Rows from a figure dataset:
_ _ _ _
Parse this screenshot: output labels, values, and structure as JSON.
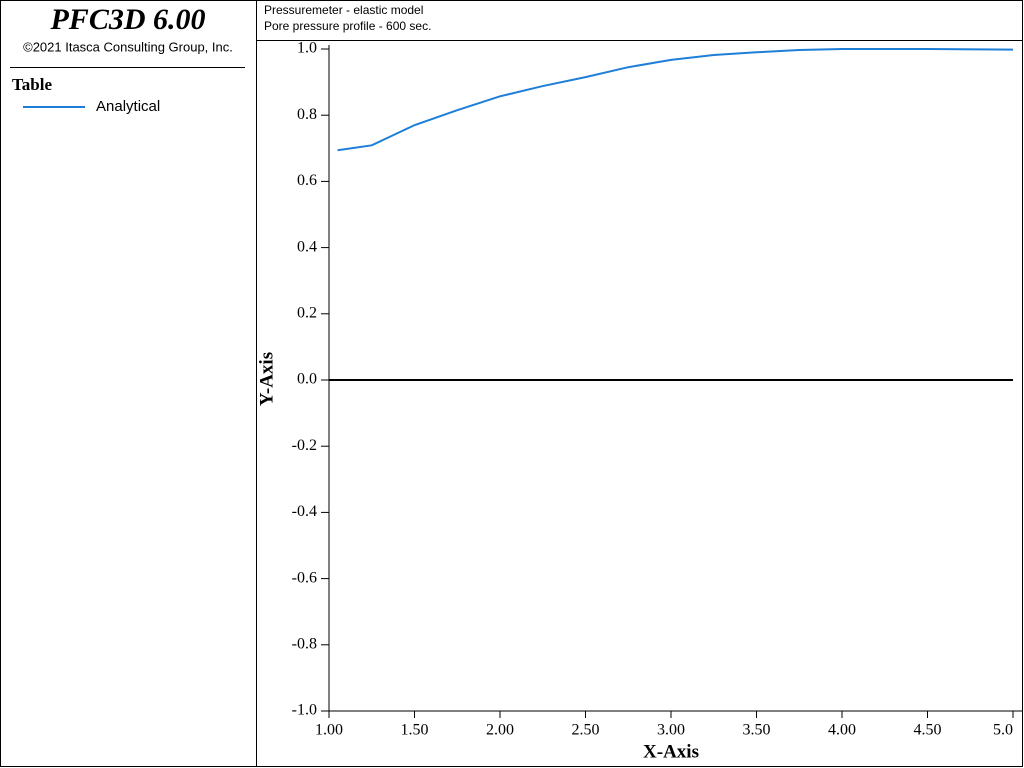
{
  "software": "PFC3D 6.00",
  "copyright": "©2021 Itasca Consulting Group, Inc.",
  "chart_data": {
    "type": "line",
    "title": "Pressuremeter - elastic model",
    "subtitle": "Pore pressure profile - 600 sec.",
    "legend_title": "Table",
    "x_label": "X-Axis",
    "y_label": "Y-Axis",
    "xlim": [
      1,
      5
    ],
    "ylim": [
      -1,
      1
    ],
    "xticks": [
      {
        "value": 1,
        "label": "1.00"
      },
      {
        "value": 1.5,
        "label": "1.50"
      },
      {
        "value": 2,
        "label": "2.00"
      },
      {
        "value": 2.5,
        "label": "2.50"
      },
      {
        "value": 3,
        "label": "3.00"
      },
      {
        "value": 3.5,
        "label": "3.50"
      },
      {
        "value": 4,
        "label": "4.00"
      },
      {
        "value": 4.5,
        "label": "4.50"
      },
      {
        "value": 5,
        "label": "5.0"
      }
    ],
    "yticks": [
      {
        "value": 1,
        "label": "1.0"
      },
      0.8,
      0.6,
      0.4,
      0.2,
      {
        "value": 0,
        "label": "0.0"
      },
      -0.2,
      -0.4,
      -0.6,
      -0.8,
      {
        "value": -1,
        "label": "-1.0"
      }
    ],
    "series": [
      {
        "name": "Analytical",
        "color": "#1f7fd8",
        "x": [
          1.05,
          1.25,
          1.5,
          1.75,
          2.0,
          2.25,
          2.5,
          2.75,
          3.0,
          3.25,
          3.5,
          3.75,
          4.0,
          4.5,
          5.0
        ],
        "values": [
          0.694,
          0.709,
          0.77,
          0.815,
          0.857,
          0.888,
          0.915,
          0.945,
          0.967,
          0.982,
          0.99,
          0.997,
          1.0,
          1.0,
          0.998
        ]
      }
    ]
  }
}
_ _ _ _
Select and copy every line of the listing with the word "values".

Parse this screenshot: output labels, values, and structure as JSON.
        "values": [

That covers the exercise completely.